**Written task**
All entries are to be quoted exactly; the images stay out of the copy.

**Excerpted data**
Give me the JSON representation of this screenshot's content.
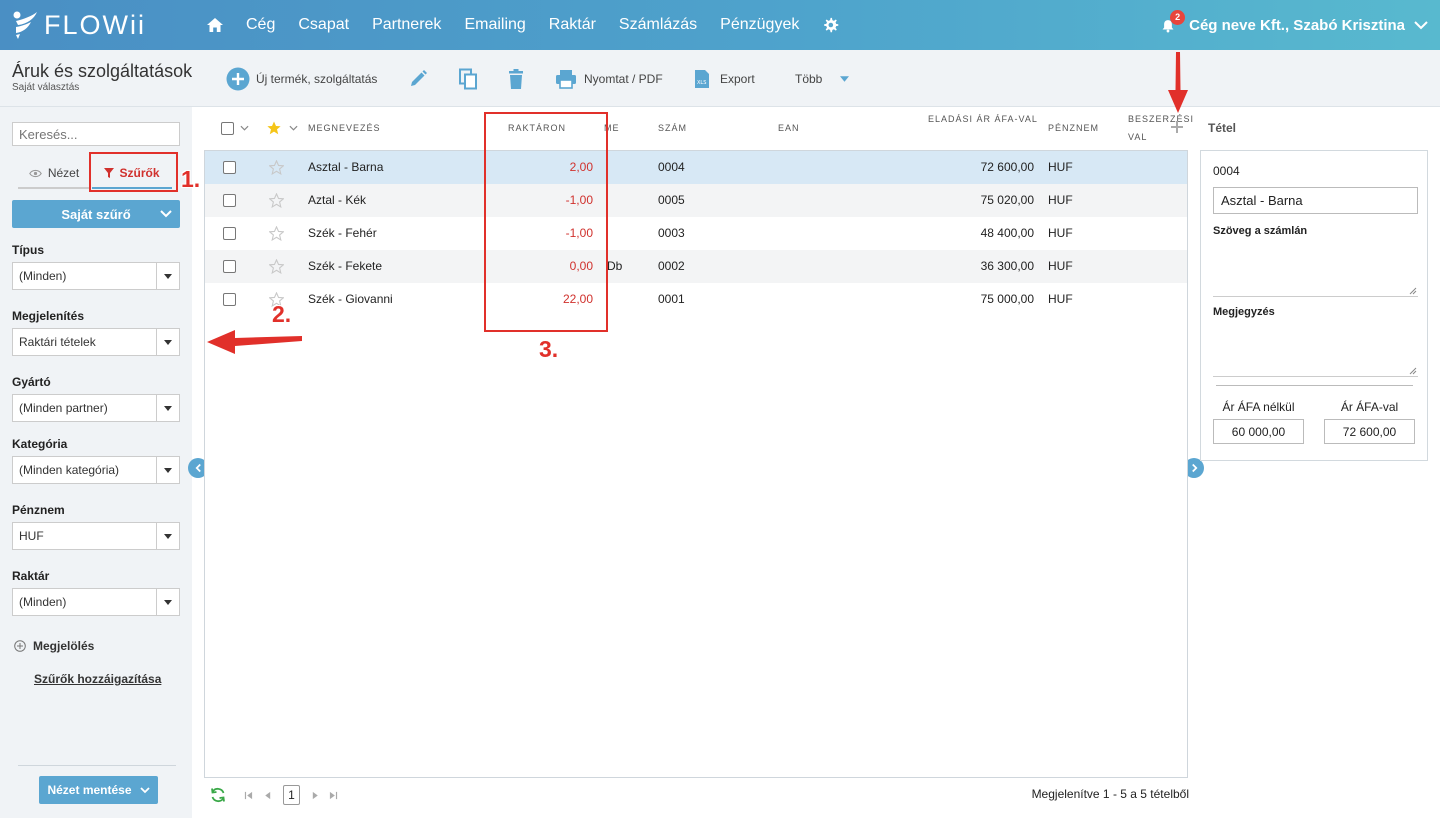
{
  "app": {
    "logo_text": "FLOWii"
  },
  "nav": {
    "items": [
      "Cég",
      "Csapat",
      "Partnerek",
      "Emailing",
      "Raktár",
      "Számlázás",
      "Pénzügyek"
    ],
    "notifications": "2",
    "user": "Cég neve Kft., Szabó Krisztina"
  },
  "page": {
    "title": "Áruk és szolgáltatások",
    "subtitle": "Saját választás"
  },
  "toolbar": {
    "new_label": "Új termék, szolgáltatás",
    "print_label": "Nyomtat / PDF",
    "export_label": "Export",
    "more_label": "Több"
  },
  "sidebar": {
    "search_placeholder": "Keresés...",
    "view_tab": "Nézet",
    "filter_tab": "Szűrők",
    "own_filter": "Saját szűrő",
    "filters": [
      {
        "label": "Típus",
        "value": "(Minden)"
      },
      {
        "label": "Megjelenítés",
        "value": "Raktári tételek"
      },
      {
        "label": "Gyártó",
        "value": "(Minden partner)"
      },
      {
        "label": "Kategória",
        "value": "(Minden kategória)"
      },
      {
        "label": "Pénznem",
        "value": "HUF"
      },
      {
        "label": "Raktár",
        "value": "(Minden)"
      }
    ],
    "mark_label": "Megjelölés",
    "assign_filters": "Szűrők hozzáigazítása",
    "save_view": "Nézet mentése"
  },
  "grid": {
    "headers": {
      "name": "MEGNEVEZÉS",
      "stock": "RAKTÁRON",
      "unit": "ME",
      "number": "SZÁM",
      "ean": "EAN",
      "price": "ELADÁSI ÁR ÁFA-VAL",
      "currency": "PÉNZNEM",
      "purchase": "BESZERZÉSI",
      "purchase2": "VAL"
    },
    "rows": [
      {
        "name": "Asztal - Barna",
        "stock": "2,00",
        "unit": "",
        "number": "0004",
        "price": "72 600,00",
        "currency": "HUF"
      },
      {
        "name": "Aztal - Kék",
        "stock": "-1,00",
        "unit": "",
        "number": "0005",
        "price": "75 020,00",
        "currency": "HUF"
      },
      {
        "name": "Szék - Fehér",
        "stock": "-1,00",
        "unit": "",
        "number": "0003",
        "price": "48 400,00",
        "currency": "HUF"
      },
      {
        "name": "Szék - Fekete",
        "stock": "0,00",
        "unit": "Db",
        "number": "0002",
        "price": "36 300,00",
        "currency": "HUF"
      },
      {
        "name": "Szék - Giovanni",
        "stock": "22,00",
        "unit": "",
        "number": "0001",
        "price": "75 000,00",
        "currency": "HUF"
      }
    ],
    "page_current": "1",
    "footer_info": "Megjelenítve 1 - 5 a 5 tételből"
  },
  "detail": {
    "tab": "Tétel",
    "number": "0004",
    "name": "Asztal - Barna",
    "invoice_text_label": "Szöveg a számlán",
    "note_label": "Megjegyzés",
    "net_label": "Ár ÁFA nélkül",
    "gross_label": "Ár ÁFA-val",
    "net_value": "60 000,00",
    "gross_value": "72 600,00"
  },
  "annotations": {
    "a1": "1.",
    "a2": "2.",
    "a3": "3."
  },
  "colors": {
    "brand": "#4ea3cc",
    "accent_blue": "#5ba6d1",
    "negative": "#d0312d",
    "annotation": "#e1302a"
  }
}
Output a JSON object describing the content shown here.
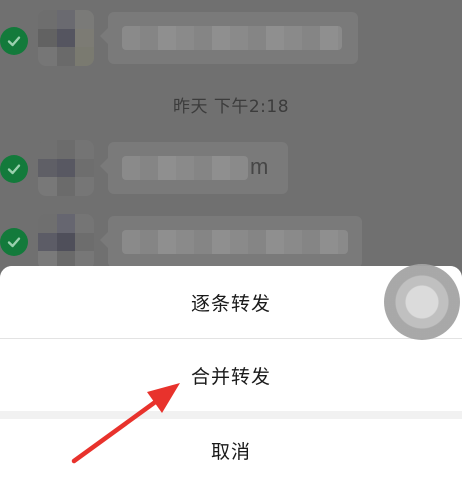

**Task response**
Give me the JSON representation of this screenshot's content.
{
  "app": {
    "logo_text": "FLOWii"
  },
  "nav": {
    "items": [
      "Cég",
      "Csapat",
      "Partnerek",
      "Emailing",
      "Raktár",
      "Számlázás",
      "Pénzügyek"
    ],
    "notifications": "2",
    "user": "Cég neve Kft., Szabó Krisztina"
  },
  "page": {
    "title": "Áruk és szolgáltatások",
    "subtitle": "Saját választás"
  },
  "toolbar": {
    "new_label": "Új termék, szolgáltatás",
    "print_label": "Nyomtat / PDF",
    "export_label": "Export",
    "more_label": "Több"
  },
  "sidebar": {
    "search_placeholder": "Keresés...",
    "view_tab": "Nézet",
    "filter_tab": "Szűrők",
    "own_filter": "Saját szűrő",
    "filters": [
      {
        "label": "Típus",
        "value": "(Minden)"
      },
      {
        "label": "Megjelenítés",
        "value": "Raktári tételek"
      },
      {
        "label": "Gyártó",
        "value": "(Minden partner)"
      },
      {
        "label": "Kategória",
        "value": "(Minden kategória)"
      },
      {
        "label": "Pénznem",
        "value": "HUF"
      },
      {
        "label": "Raktár",
        "value": "(Minden)"
      }
    ],
    "mark_label": "Megjelölés",
    "assign_filters": "Szűrők hozzáigazítása",
    "save_view": "Nézet mentése"
  },
  "grid": {
    "headers": {
      "name": "MEGNEVEZÉS",
      "stock": "RAKTÁRON",
      "unit": "ME",
      "number": "SZÁM",
      "ean": "EAN",
      "price": "ELADÁSI ÁR ÁFA-VAL",
      "currency": "PÉNZNEM",
      "purchase": "BESZERZÉSI",
      "purchase2": "VAL"
    },
    "rows": [
      {
        "name": "Asztal - Barna",
        "stock": "2,00",
        "unit": "",
        "number": "0004",
        "price": "72 600,00",
        "currency": "HUF"
      },
      {
        "name": "Aztal - Kék",
        "stock": "-1,00",
        "unit": "",
        "number": "0005",
        "price": "75 020,00",
        "currency": "HUF"
      },
      {
        "name": "Szék - Fehér",
        "stock": "-1,00",
        "unit": "",
        "number": "0003",
        "price": "48 400,00",
        "currency": "HUF"
      },
      {
        "name": "Szék - Fekete",
        "stock": "0,00",
        "unit": "Db",
        "number": "0002",
        "price": "36 300,00",
        "currency": "HUF"
      },
      {
        "name": "Szék - Giovanni",
        "stock": "22,00",
        "unit": "",
        "number": "0001",
        "price": "75 000,00",
        "currency": "HUF"
      }
    ],
    "page_current": "1",
    "footer_info": "Megjelenítve 1 - 5 a 5 tételből"
  },
  "detail": {
    "tab": "Tétel",
    "number": "0004",
    "name": "Asztal - Barna",
    "invoice_text_label": "Szöveg a számlán",
    "note_label": "Megjegyzés",
    "net_label": "Ár ÁFA nélkül",
    "gross_label": "Ár ÁFA-val",
    "net_value": "60 000,00",
    "gross_value": "72 600,00"
  },
  "annotations": {
    "a1": "1.",
    "a2": "2.",
    "a3": "3."
  },
  "colors": {
    "brand": "#4ea3cc",
    "accent_blue": "#5ba6d1",
    "negative": "#d0312d",
    "annotation": "#e1302a"
  }
}
Output a JSON object describing the content shown here.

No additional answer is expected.